Please copy the records below word for word, leaving out the pictures.

* SUPPLIED MATERIAL
● ● ● ● ●
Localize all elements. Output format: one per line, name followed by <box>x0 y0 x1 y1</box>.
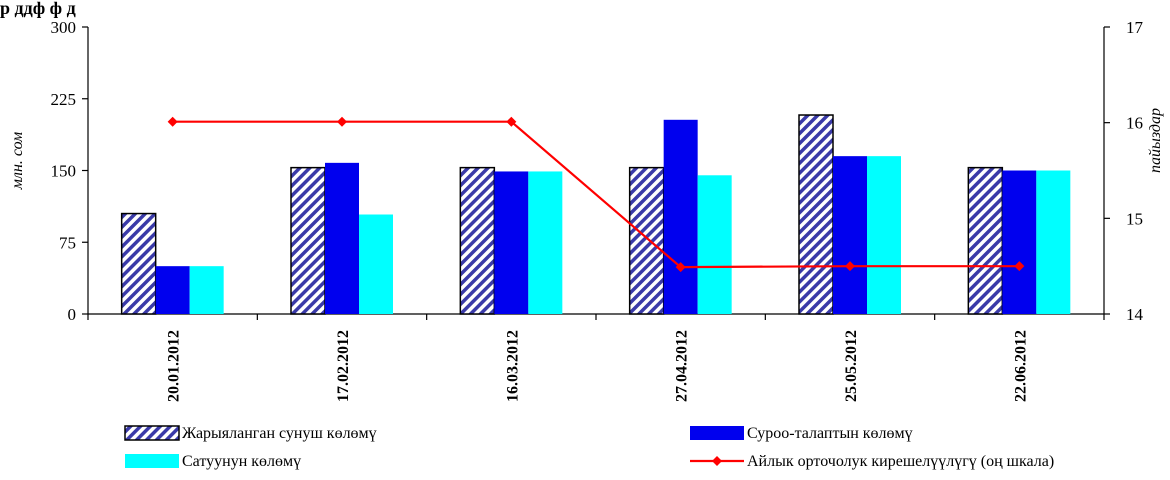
y-right-tick-label: 17 <box>1126 18 1144 37</box>
legend-item-4: Айлык орточолук кирешелүүлүгү (оң шкала) <box>690 453 1054 470</box>
bar-series-1 <box>290 166 326 315</box>
y-left-axis-title: млн. сом <box>9 132 26 190</box>
legend-label: Сатуунун көлөмү <box>182 453 301 470</box>
bar-series-3 <box>697 175 732 314</box>
legend-marker <box>712 456 722 466</box>
x-category-label: 27.04.2012 <box>674 330 691 402</box>
legend-item-1: Жарыяланган сунуш көлөмү <box>124 425 377 442</box>
line-point-marker <box>845 261 855 272</box>
legend-label: Суроо-талаптын көлөмү <box>747 425 913 442</box>
bar-series-3 <box>1036 170 1071 314</box>
line-point-marker <box>675 262 686 273</box>
legend-swatch <box>125 454 179 468</box>
y-right-tick-label: 16 <box>1126 114 1143 133</box>
x-category-label: 25.05.2012 <box>843 330 860 402</box>
bar-series-1 <box>120 212 157 315</box>
legend-label: Айлык орточолук кирешелүүлүгү (оң шкала) <box>747 453 1054 470</box>
bar-series-2 <box>155 266 190 314</box>
bar-series-3 <box>189 266 224 314</box>
line-point-marker <box>167 116 178 127</box>
legend-item-3: Сатуунун көлөмү <box>125 453 301 470</box>
bar-series-3 <box>359 214 393 314</box>
y-right-tick-label: 15 <box>1126 209 1143 228</box>
x-category-label: 20.01.2012 <box>166 330 183 402</box>
bar-series-3 <box>528 171 563 314</box>
bar-series-1 <box>798 114 834 315</box>
y-left-tick-label: 150 <box>51 162 77 181</box>
bar-series-2 <box>325 162 359 314</box>
bar-series-1 <box>628 166 665 315</box>
y-right-tick-label: 14 <box>1126 305 1144 324</box>
x-category-label: 16.03.2012 <box>504 330 521 402</box>
y-left-tick-label: 300 <box>51 18 77 37</box>
bar-series-2 <box>1002 170 1037 314</box>
bar-series-2 <box>663 119 698 315</box>
legend-item-2: Суроо-талаптын көлөмү <box>690 425 913 442</box>
bar-series-2 <box>833 156 867 314</box>
line-point-marker <box>506 116 517 127</box>
line-point-marker <box>337 116 347 127</box>
bar-series-1 <box>967 166 1004 315</box>
x-category-label: 22.06.2012 <box>1012 330 1029 402</box>
y-left-tick-label: 225 <box>51 90 77 109</box>
legend-label: Жарыяланган сунуш көлөмү <box>182 425 377 442</box>
bar-series-3 <box>867 156 901 314</box>
legend-swatch <box>690 426 744 440</box>
line-series <box>172 120 1020 269</box>
y-left-tick-label: 75 <box>59 233 76 252</box>
y-left-tick-label: 0 <box>68 305 77 324</box>
x-category-label: 17.02.2012 <box>335 330 352 402</box>
chart-title-fragment: р ддф ф д <box>0 0 76 18</box>
line-point-marker <box>1014 261 1025 272</box>
bar-series-1 <box>459 166 496 315</box>
bar-series-2 <box>494 171 529 314</box>
y-right-axis-title: пайыздар <box>1147 108 1164 173</box>
legend-swatch <box>124 425 180 441</box>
● ● ● ● ●
* WRITTEN ANSWER
Localize all elements. Output format: one per line, name followed by <box>x0 y0 x1 y1</box>.
y-right-tick-label: 17 <box>1126 18 1144 37</box>
legend-item-4: Айлык орточолук кирешелүүлүгү (оң шкала) <box>690 453 1054 470</box>
bar-series-1 <box>290 166 326 315</box>
y-left-axis-title: млн. сом <box>9 132 26 190</box>
legend-label: Сатуунун көлөмү <box>182 453 301 470</box>
bar-series-3 <box>697 175 732 314</box>
legend-marker <box>712 456 722 466</box>
x-category-label: 27.04.2012 <box>674 330 691 402</box>
legend-item-1: Жарыяланган сунуш көлөмү <box>124 425 377 442</box>
line-point-marker <box>845 261 855 272</box>
legend-label: Суроо-талаптын көлөмү <box>747 425 913 442</box>
bar-series-3 <box>1036 170 1071 314</box>
line-point-marker <box>675 262 686 273</box>
legend-swatch <box>125 454 179 468</box>
y-right-tick-label: 16 <box>1126 114 1143 133</box>
x-category-label: 25.05.2012 <box>843 330 860 402</box>
bar-series-1 <box>120 212 157 315</box>
legend-label: Айлык орточолук кирешелүүлүгү (оң шкала) <box>747 453 1054 470</box>
bar-series-2 <box>155 266 190 314</box>
bar-series-3 <box>189 266 224 314</box>
line-point-marker <box>167 116 178 127</box>
legend-item-3: Сатуунун көлөмү <box>125 453 301 470</box>
bar-series-3 <box>359 214 393 314</box>
y-right-tick-label: 15 <box>1126 209 1143 228</box>
x-category-label: 20.01.2012 <box>166 330 183 402</box>
bar-series-3 <box>528 171 563 314</box>
bar-series-1 <box>798 114 834 315</box>
y-left-tick-label: 150 <box>51 162 77 181</box>
bar-series-2 <box>325 162 359 314</box>
bar-series-1 <box>628 166 665 315</box>
y-right-tick-label: 14 <box>1126 305 1144 324</box>
x-category-label: 16.03.2012 <box>504 330 521 402</box>
y-left-tick-label: 300 <box>51 18 77 37</box>
bar-series-2 <box>1002 170 1037 314</box>
bar-series-2 <box>663 119 698 315</box>
legend-item-2: Суроо-талаптын көлөмү <box>690 425 913 442</box>
bar-series-2 <box>833 156 867 314</box>
line-point-marker <box>506 116 517 127</box>
line-point-marker <box>337 116 347 127</box>
bar-series-1 <box>967 166 1004 315</box>
x-category-label: 22.06.2012 <box>1012 330 1029 402</box>
y-left-tick-label: 225 <box>51 90 77 109</box>
legend-label: Жарыяланган сунуш көлөмү <box>182 425 377 442</box>
bar-series-3 <box>867 156 901 314</box>
legend-swatch <box>690 426 744 440</box>
line-series <box>172 120 1020 269</box>
y-left-tick-label: 75 <box>59 233 76 252</box>
y-left-tick-label: 0 <box>68 305 77 324</box>
x-category-label: 17.02.2012 <box>335 330 352 402</box>
chart-title-fragment: р ддф ф д <box>0 0 76 18</box>
line-point-marker <box>1014 261 1025 272</box>
bar-series-1 <box>459 166 496 315</box>
bar-series-2 <box>494 171 529 314</box>
y-right-axis-title: пайыздар <box>1147 108 1164 173</box>
legend-swatch <box>124 425 180 441</box>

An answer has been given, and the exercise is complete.